# [THE DATA]
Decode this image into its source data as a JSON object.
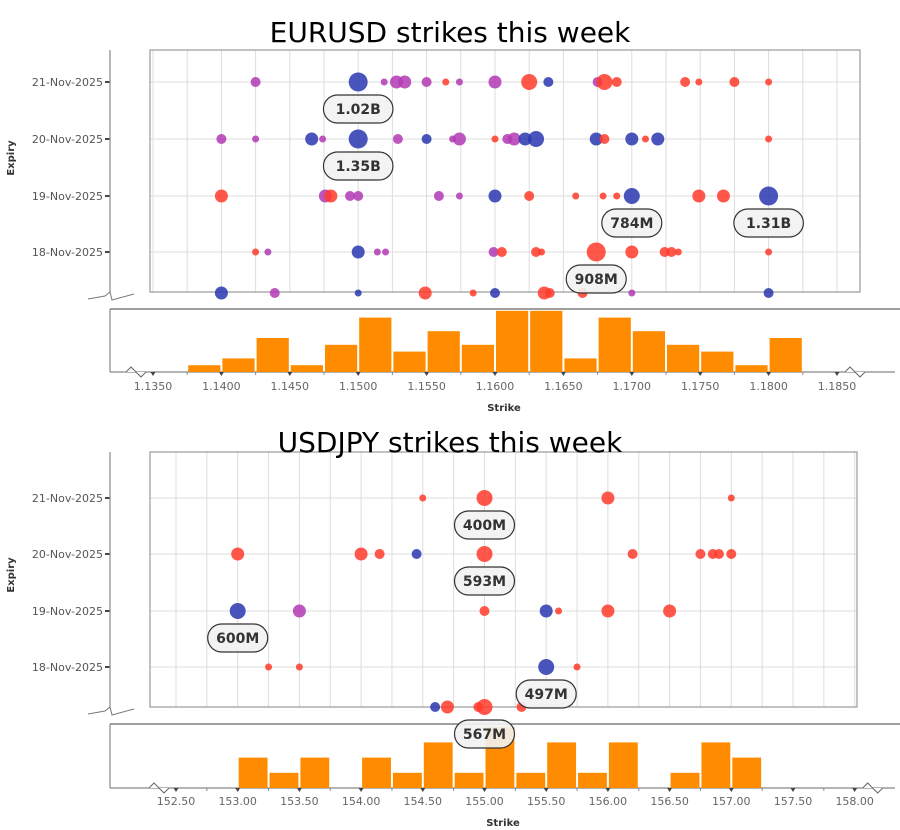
{
  "colors": {
    "blue": "#2a37b0",
    "purple": "#b23ab4",
    "red": "#ff3b2b",
    "histogram": "#ff8c00",
    "label_fill": "#f2f2f2",
    "grid": "#dddddd"
  },
  "chart_data": [
    {
      "type": "scatter",
      "title": "EURUSD strikes this week",
      "xlabel": "Strike",
      "ylabel": "Expiry",
      "y_categories": [
        "18-Nov-2025",
        "19-Nov-2025",
        "20-Nov-2025",
        "21-Nov-2025"
      ],
      "x_ticks": [
        "1.1350",
        "1.1400",
        "1.1450",
        "1.1500",
        "1.1550",
        "1.1600",
        "1.1650",
        "1.1700",
        "1.1750",
        "1.1800",
        "1.1850"
      ],
      "xlim": [
        1.135,
        1.185
      ],
      "grid": true,
      "point_size_scale": "relative 1-5",
      "points": [
        {
          "strike": 1.1425,
          "expiry": "21-Nov-2025",
          "color": "purple",
          "size": 2
        },
        {
          "strike": 1.15,
          "expiry": "21-Nov-2025",
          "color": "blue",
          "size": 5
        },
        {
          "strike": 1.1519,
          "expiry": "21-Nov-2025",
          "color": "purple",
          "size": 1
        },
        {
          "strike": 1.1528,
          "expiry": "21-Nov-2025",
          "color": "purple",
          "size": 3
        },
        {
          "strike": 1.1534,
          "expiry": "21-Nov-2025",
          "color": "purple",
          "size": 3
        },
        {
          "strike": 1.155,
          "expiry": "21-Nov-2025",
          "color": "purple",
          "size": 2
        },
        {
          "strike": 1.1564,
          "expiry": "21-Nov-2025",
          "color": "red",
          "size": 1
        },
        {
          "strike": 1.1574,
          "expiry": "21-Nov-2025",
          "color": "purple",
          "size": 1
        },
        {
          "strike": 1.16,
          "expiry": "21-Nov-2025",
          "color": "purple",
          "size": 3
        },
        {
          "strike": 1.1625,
          "expiry": "21-Nov-2025",
          "color": "red",
          "size": 4
        },
        {
          "strike": 1.1639,
          "expiry": "21-Nov-2025",
          "color": "blue",
          "size": 2
        },
        {
          "strike": 1.1675,
          "expiry": "21-Nov-2025",
          "color": "purple",
          "size": 2
        },
        {
          "strike": 1.168,
          "expiry": "21-Nov-2025",
          "color": "red",
          "size": 4
        },
        {
          "strike": 1.1689,
          "expiry": "21-Nov-2025",
          "color": "red",
          "size": 2
        },
        {
          "strike": 1.1739,
          "expiry": "21-Nov-2025",
          "color": "red",
          "size": 2
        },
        {
          "strike": 1.1749,
          "expiry": "21-Nov-2025",
          "color": "red",
          "size": 1
        },
        {
          "strike": 1.1775,
          "expiry": "21-Nov-2025",
          "color": "red",
          "size": 2
        },
        {
          "strike": 1.18,
          "expiry": "21-Nov-2025",
          "color": "red",
          "size": 1
        },
        {
          "strike": 1.14,
          "expiry": "20-Nov-2025",
          "color": "purple",
          "size": 2
        },
        {
          "strike": 1.1425,
          "expiry": "20-Nov-2025",
          "color": "purple",
          "size": 1
        },
        {
          "strike": 1.1466,
          "expiry": "20-Nov-2025",
          "color": "blue",
          "size": 3
        },
        {
          "strike": 1.1474,
          "expiry": "20-Nov-2025",
          "color": "purple",
          "size": 1
        },
        {
          "strike": 1.15,
          "expiry": "20-Nov-2025",
          "color": "blue",
          "size": 5
        },
        {
          "strike": 1.1529,
          "expiry": "20-Nov-2025",
          "color": "purple",
          "size": 2
        },
        {
          "strike": 1.155,
          "expiry": "20-Nov-2025",
          "color": "blue",
          "size": 2
        },
        {
          "strike": 1.1569,
          "expiry": "20-Nov-2025",
          "color": "purple",
          "size": 1
        },
        {
          "strike": 1.1574,
          "expiry": "20-Nov-2025",
          "color": "purple",
          "size": 3
        },
        {
          "strike": 1.16,
          "expiry": "20-Nov-2025",
          "color": "red",
          "size": 1
        },
        {
          "strike": 1.1609,
          "expiry": "20-Nov-2025",
          "color": "purple",
          "size": 2
        },
        {
          "strike": 1.1614,
          "expiry": "20-Nov-2025",
          "color": "purple",
          "size": 3
        },
        {
          "strike": 1.1622,
          "expiry": "20-Nov-2025",
          "color": "blue",
          "size": 3
        },
        {
          "strike": 1.163,
          "expiry": "20-Nov-2025",
          "color": "blue",
          "size": 4
        },
        {
          "strike": 1.1674,
          "expiry": "20-Nov-2025",
          "color": "blue",
          "size": 3
        },
        {
          "strike": 1.168,
          "expiry": "20-Nov-2025",
          "color": "red",
          "size": 2
        },
        {
          "strike": 1.17,
          "expiry": "20-Nov-2025",
          "color": "blue",
          "size": 3
        },
        {
          "strike": 1.171,
          "expiry": "20-Nov-2025",
          "color": "red",
          "size": 1
        },
        {
          "strike": 1.1719,
          "expiry": "20-Nov-2025",
          "color": "blue",
          "size": 3
        },
        {
          "strike": 1.18,
          "expiry": "20-Nov-2025",
          "color": "red",
          "size": 1
        },
        {
          "strike": 1.14,
          "expiry": "19-Nov-2025",
          "color": "red",
          "size": 3
        },
        {
          "strike": 1.1476,
          "expiry": "19-Nov-2025",
          "color": "purple",
          "size": 3
        },
        {
          "strike": 1.148,
          "expiry": "19-Nov-2025",
          "color": "red",
          "size": 3
        },
        {
          "strike": 1.1494,
          "expiry": "19-Nov-2025",
          "color": "purple",
          "size": 2
        },
        {
          "strike": 1.15,
          "expiry": "19-Nov-2025",
          "color": "purple",
          "size": 2
        },
        {
          "strike": 1.1559,
          "expiry": "19-Nov-2025",
          "color": "purple",
          "size": 2
        },
        {
          "strike": 1.1574,
          "expiry": "19-Nov-2025",
          "color": "purple",
          "size": 1
        },
        {
          "strike": 1.16,
          "expiry": "19-Nov-2025",
          "color": "blue",
          "size": 3
        },
        {
          "strike": 1.1625,
          "expiry": "19-Nov-2025",
          "color": "red",
          "size": 2
        },
        {
          "strike": 1.1659,
          "expiry": "19-Nov-2025",
          "color": "red",
          "size": 1
        },
        {
          "strike": 1.1679,
          "expiry": "19-Nov-2025",
          "color": "red",
          "size": 1
        },
        {
          "strike": 1.1689,
          "expiry": "19-Nov-2025",
          "color": "red",
          "size": 1
        },
        {
          "strike": 1.17,
          "expiry": "19-Nov-2025",
          "color": "blue",
          "size": 4
        },
        {
          "strike": 1.1749,
          "expiry": "19-Nov-2025",
          "color": "red",
          "size": 3
        },
        {
          "strike": 1.1767,
          "expiry": "19-Nov-2025",
          "color": "red",
          "size": 3
        },
        {
          "strike": 1.18,
          "expiry": "19-Nov-2025",
          "color": "blue",
          "size": 5
        },
        {
          "strike": 1.1425,
          "expiry": "18-Nov-2025",
          "color": "red",
          "size": 1
        },
        {
          "strike": 1.1434,
          "expiry": "18-Nov-2025",
          "color": "purple",
          "size": 1
        },
        {
          "strike": 1.15,
          "expiry": "18-Nov-2025",
          "color": "blue",
          "size": 3
        },
        {
          "strike": 1.1514,
          "expiry": "18-Nov-2025",
          "color": "purple",
          "size": 1
        },
        {
          "strike": 1.152,
          "expiry": "18-Nov-2025",
          "color": "purple",
          "size": 1
        },
        {
          "strike": 1.1599,
          "expiry": "18-Nov-2025",
          "color": "purple",
          "size": 2
        },
        {
          "strike": 1.1605,
          "expiry": "18-Nov-2025",
          "color": "red",
          "size": 2
        },
        {
          "strike": 1.163,
          "expiry": "18-Nov-2025",
          "color": "red",
          "size": 2
        },
        {
          "strike": 1.1634,
          "expiry": "18-Nov-2025",
          "color": "red",
          "size": 1
        },
        {
          "strike": 1.1674,
          "expiry": "18-Nov-2025",
          "color": "red",
          "size": 5
        },
        {
          "strike": 1.17,
          "expiry": "18-Nov-2025",
          "color": "red",
          "size": 3
        },
        {
          "strike": 1.1724,
          "expiry": "18-Nov-2025",
          "color": "red",
          "size": 2
        },
        {
          "strike": 1.1729,
          "expiry": "18-Nov-2025",
          "color": "red",
          "size": 2
        },
        {
          "strike": 1.1734,
          "expiry": "18-Nov-2025",
          "color": "red",
          "size": 1
        },
        {
          "strike": 1.18,
          "expiry": "18-Nov-2025",
          "color": "red",
          "size": 1
        },
        {
          "strike": 1.14,
          "expiry": "",
          "color": "blue",
          "size": 3
        },
        {
          "strike": 1.1439,
          "expiry": "",
          "color": "purple",
          "size": 2
        },
        {
          "strike": 1.15,
          "expiry": "",
          "color": "blue",
          "size": 1
        },
        {
          "strike": 1.1549,
          "expiry": "",
          "color": "red",
          "size": 3
        },
        {
          "strike": 1.1584,
          "expiry": "",
          "color": "red",
          "size": 1
        },
        {
          "strike": 1.16,
          "expiry": "",
          "color": "blue",
          "size": 2
        },
        {
          "strike": 1.1636,
          "expiry": "",
          "color": "red",
          "size": 3
        },
        {
          "strike": 1.164,
          "expiry": "",
          "color": "red",
          "size": 2
        },
        {
          "strike": 1.1664,
          "expiry": "",
          "color": "red",
          "size": 2
        },
        {
          "strike": 1.17,
          "expiry": "",
          "color": "purple",
          "size": 1
        },
        {
          "strike": 1.18,
          "expiry": "",
          "color": "blue",
          "size": 2
        }
      ],
      "annotations": [
        {
          "strike": 1.15,
          "expiry": "21-Nov-2025",
          "text": "1.02B"
        },
        {
          "strike": 1.15,
          "expiry": "20-Nov-2025",
          "text": "1.35B"
        },
        {
          "strike": 1.17,
          "expiry": "19-Nov-2025",
          "text": "784M"
        },
        {
          "strike": 1.18,
          "expiry": "19-Nov-2025",
          "text": "1.31B"
        },
        {
          "strike": 1.1674,
          "expiry": "18-Nov-2025",
          "text": "908M"
        }
      ],
      "histogram": {
        "bin_start": 1.1375,
        "bin_width": 0.0025,
        "counts": [
          1,
          2,
          5,
          1,
          4,
          8,
          3,
          6,
          4,
          9,
          9,
          2,
          8,
          6,
          4,
          3,
          1,
          5
        ]
      }
    },
    {
      "type": "scatter",
      "title": "USDJPY strikes this week",
      "xlabel": "Strike",
      "ylabel": "Expiry",
      "y_categories": [
        "18-Nov-2025",
        "19-Nov-2025",
        "20-Nov-2025",
        "21-Nov-2025"
      ],
      "x_ticks": [
        "152.50",
        "153.00",
        "153.50",
        "154.00",
        "154.50",
        "155.00",
        "155.50",
        "156.00",
        "156.50",
        "157.00",
        "157.50",
        "158.00"
      ],
      "xlim": [
        152.5,
        158.0
      ],
      "grid": true,
      "point_size_scale": "relative 1-5",
      "points": [
        {
          "strike": 154.5,
          "expiry": "21-Nov-2025",
          "color": "red",
          "size": 1
        },
        {
          "strike": 155.0,
          "expiry": "21-Nov-2025",
          "color": "red",
          "size": 4
        },
        {
          "strike": 156.0,
          "expiry": "21-Nov-2025",
          "color": "red",
          "size": 3
        },
        {
          "strike": 157.0,
          "expiry": "21-Nov-2025",
          "color": "red",
          "size": 1
        },
        {
          "strike": 153.0,
          "expiry": "20-Nov-2025",
          "color": "red",
          "size": 3
        },
        {
          "strike": 154.0,
          "expiry": "20-Nov-2025",
          "color": "red",
          "size": 3
        },
        {
          "strike": 154.15,
          "expiry": "20-Nov-2025",
          "color": "red",
          "size": 2
        },
        {
          "strike": 154.45,
          "expiry": "20-Nov-2025",
          "color": "blue",
          "size": 2
        },
        {
          "strike": 155.0,
          "expiry": "20-Nov-2025",
          "color": "red",
          "size": 4
        },
        {
          "strike": 156.2,
          "expiry": "20-Nov-2025",
          "color": "red",
          "size": 2
        },
        {
          "strike": 156.75,
          "expiry": "20-Nov-2025",
          "color": "red",
          "size": 2
        },
        {
          "strike": 156.85,
          "expiry": "20-Nov-2025",
          "color": "red",
          "size": 2
        },
        {
          "strike": 156.9,
          "expiry": "20-Nov-2025",
          "color": "red",
          "size": 2
        },
        {
          "strike": 157.0,
          "expiry": "20-Nov-2025",
          "color": "red",
          "size": 2
        },
        {
          "strike": 153.0,
          "expiry": "19-Nov-2025",
          "color": "blue",
          "size": 4
        },
        {
          "strike": 153.5,
          "expiry": "19-Nov-2025",
          "color": "purple",
          "size": 3
        },
        {
          "strike": 155.0,
          "expiry": "19-Nov-2025",
          "color": "red",
          "size": 2
        },
        {
          "strike": 155.5,
          "expiry": "19-Nov-2025",
          "color": "blue",
          "size": 3
        },
        {
          "strike": 155.6,
          "expiry": "19-Nov-2025",
          "color": "red",
          "size": 1
        },
        {
          "strike": 156.0,
          "expiry": "19-Nov-2025",
          "color": "red",
          "size": 3
        },
        {
          "strike": 156.5,
          "expiry": "19-Nov-2025",
          "color": "red",
          "size": 3
        },
        {
          "strike": 153.25,
          "expiry": "18-Nov-2025",
          "color": "red",
          "size": 1
        },
        {
          "strike": 153.5,
          "expiry": "18-Nov-2025",
          "color": "red",
          "size": 1
        },
        {
          "strike": 155.5,
          "expiry": "18-Nov-2025",
          "color": "blue",
          "size": 4
        },
        {
          "strike": 155.75,
          "expiry": "18-Nov-2025",
          "color": "red",
          "size": 1
        },
        {
          "strike": 154.6,
          "expiry": "",
          "color": "blue",
          "size": 2
        },
        {
          "strike": 154.7,
          "expiry": "",
          "color": "red",
          "size": 3
        },
        {
          "strike": 154.95,
          "expiry": "",
          "color": "red",
          "size": 2
        },
        {
          "strike": 155.0,
          "expiry": "",
          "color": "red",
          "size": 4
        },
        {
          "strike": 155.3,
          "expiry": "",
          "color": "red",
          "size": 2
        }
      ],
      "annotations": [
        {
          "strike": 155.0,
          "expiry": "21-Nov-2025",
          "text": "400M"
        },
        {
          "strike": 155.0,
          "expiry": "20-Nov-2025",
          "text": "593M"
        },
        {
          "strike": 153.0,
          "expiry": "19-Nov-2025",
          "text": "600M"
        },
        {
          "strike": 155.5,
          "expiry": "18-Nov-2025",
          "text": "497M"
        },
        {
          "strike": 155.0,
          "expiry": "",
          "text": "567M"
        }
      ],
      "histogram": {
        "bin_start": 153.0,
        "bin_width": 0.25,
        "counts": [
          2,
          1,
          2,
          0,
          2,
          1,
          3,
          1,
          4,
          1,
          3,
          1,
          3,
          0,
          1,
          3,
          2
        ]
      }
    }
  ]
}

# [WORK REQUIRED]
Search the preceding listing for the word "this" and pull out every line that holds it.

# [IN RESPONSE]
Decode this image into its source data as a JSON object.
      "title": "EURUSD strikes this week",
      "title": "USDJPY strikes this week",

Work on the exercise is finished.